_Direction_. Rewrite the lines of each entry below as a numbered list, leaving out blank lines and the pictures.

_Given data_.
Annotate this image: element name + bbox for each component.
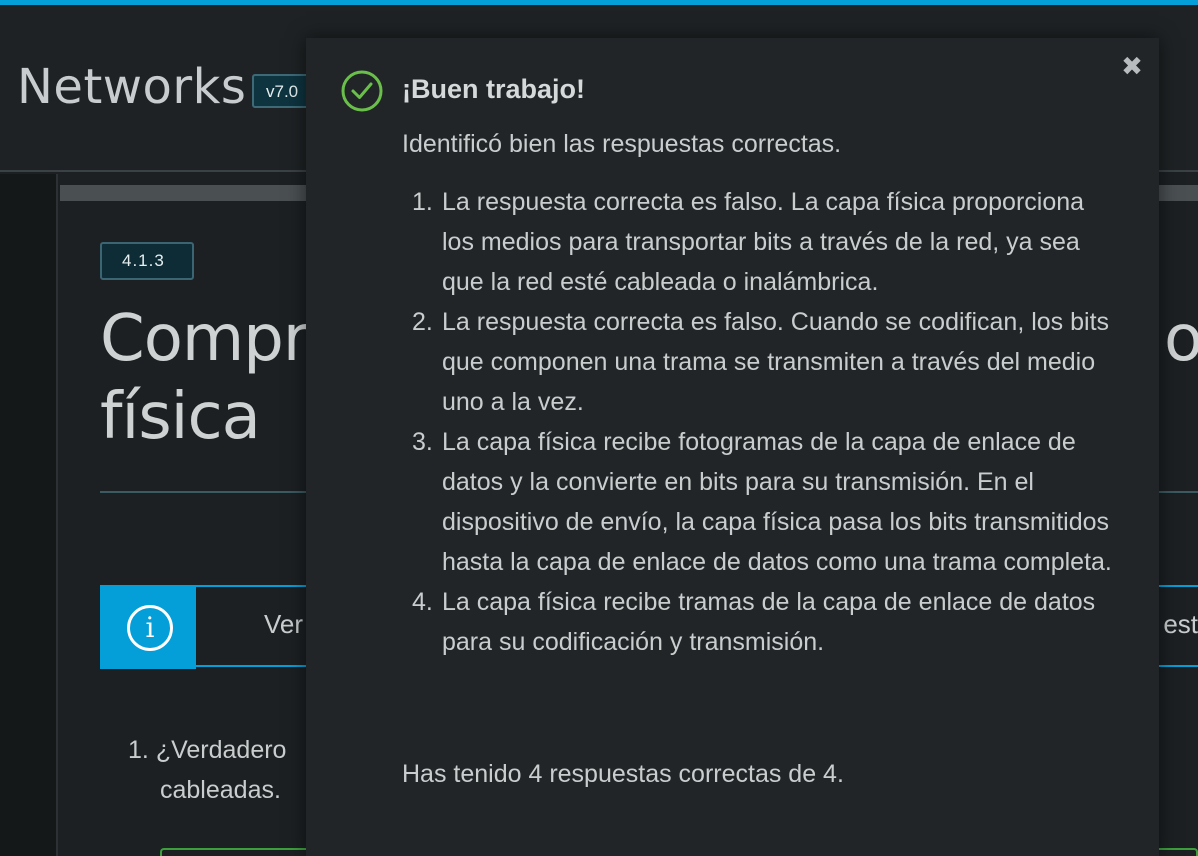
info-bar-text-right: est <box>1163 609 1198 639</box>
check-circle-icon <box>341 70 383 112</box>
close-button[interactable]: ✖ <box>1118 52 1146 80</box>
answer-number: 1. <box>412 188 433 216</box>
info-icon-box: i <box>100 585 196 669</box>
answer-item: 2. La respuesta correcta es falso. Cuand… <box>402 302 1122 422</box>
question-line2: cableadas. <box>160 776 281 804</box>
answer-text: La capa física recibe tramas de la capa … <box>442 588 1096 656</box>
app-title: Networks <box>17 59 247 115</box>
answer-item: 4. La capa física recibe tramas de la ca… <box>402 582 1122 662</box>
page-title-line2: física <box>100 380 261 454</box>
question-line1: ¿Verdadero <box>155 736 287 764</box>
question-number: 1. <box>128 736 149 764</box>
answer-text: La respuesta correcta es falso. La capa … <box>442 188 1085 296</box>
answer-item: 1. La respuesta correcta es falso. La ca… <box>402 182 1122 302</box>
answer-item: 3. La capa física recibe fotogramas de l… <box>402 422 1122 582</box>
answer-text: La capa física recibe fotogramas de la c… <box>442 428 1112 576</box>
answer-number: 4. <box>412 588 433 616</box>
modal-intro: Identificó bien las respuestas correctas… <box>402 130 842 158</box>
feedback-modal: ✖ ¡Buen trabajo! Identificó bien las res… <box>306 38 1159 856</box>
info-bar-text: Ver <box>264 609 304 639</box>
section-number-badge: 4.1.3 <box>100 242 194 280</box>
score-text: Has tenido 4 respuestas correctas de 4. <box>402 760 844 788</box>
answer-number: 2. <box>412 308 433 336</box>
question-preview: 1. ¿Verdadero cableadas. <box>128 730 328 810</box>
answer-number: 3. <box>412 428 433 456</box>
info-icon: i <box>127 605 173 651</box>
page-title-line1-right: os <box>1164 302 1198 376</box>
answers-list: 1. La respuesta correcta es falso. La ca… <box>402 182 1122 662</box>
left-rail <box>0 174 58 856</box>
modal-title: ¡Buen trabajo! <box>402 74 586 104</box>
page-title-line1: Compr <box>100 302 309 376</box>
answer-text: La respuesta correcta es falso. Cuando s… <box>442 308 1110 416</box>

_Exercise answer_.
1. Annotate this image: element name + bbox for each component.
2. info-bar-text-right: est <box>1163 609 1198 639</box>
3. check-circle-icon <box>341 70 383 112</box>
4. close-button[interactable]: ✖ <box>1118 52 1146 80</box>
5. answer-number: 1. <box>412 188 433 216</box>
6. info-icon-box: i <box>100 585 196 669</box>
7. answer-item: 2. La respuesta correcta es falso. Cuand… <box>402 302 1122 422</box>
8. question-line2: cableadas. <box>160 776 281 804</box>
9. answer-text: La capa física recibe tramas de la capa … <box>442 588 1096 656</box>
10. app-title: Networks <box>17 59 247 115</box>
11. answer-item: 4. La capa física recibe tramas de la ca… <box>402 582 1122 662</box>
12. page-title-line2: física <box>100 380 261 454</box>
13. question-line1: ¿Verdadero <box>155 736 287 764</box>
14. question-number: 1. <box>128 736 149 764</box>
15. answer-text: La respuesta correcta es falso. La capa … <box>442 188 1085 296</box>
16. answer-item: 1. La respuesta correcta es falso. La ca… <box>402 182 1122 302</box>
17. answer-item: 3. La capa física recibe fotogramas de l… <box>402 422 1122 582</box>
18. answer-text: La capa física recibe fotogramas de la c… <box>442 428 1112 576</box>
19. answer-number: 4. <box>412 588 433 616</box>
20. modal-intro: Identificó bien las respuestas correctas… <box>402 130 842 158</box>
21. feedback-modal: ✖ ¡Buen trabajo! Identificó bien las res… <box>306 38 1159 856</box>
22. info-bar-text: Ver <box>264 609 304 639</box>
23. section-number-badge: 4.1.3 <box>100 242 194 280</box>
24. score-text: Has tenido 4 respuestas correctas de 4. <box>402 760 844 788</box>
25. answer-number: 2. <box>412 308 433 336</box>
26. question-preview: 1. ¿Verdadero cableadas. <box>128 730 328 810</box>
27. answer-number: 3. <box>412 428 433 456</box>
28. info-icon: i <box>127 605 173 651</box>
29. page-title-line1-right: os <box>1164 302 1198 376</box>
30. answers-list: 1. La respuesta correcta es falso. La ca… <box>402 182 1122 662</box>
31. left-rail <box>0 174 58 856</box>
32. modal-title: ¡Buen trabajo! <box>402 74 586 104</box>
33. page-title-line1: Compr <box>100 302 309 376</box>
34. answer-text: La respuesta correcta es falso. Cuando s… <box>442 308 1110 416</box>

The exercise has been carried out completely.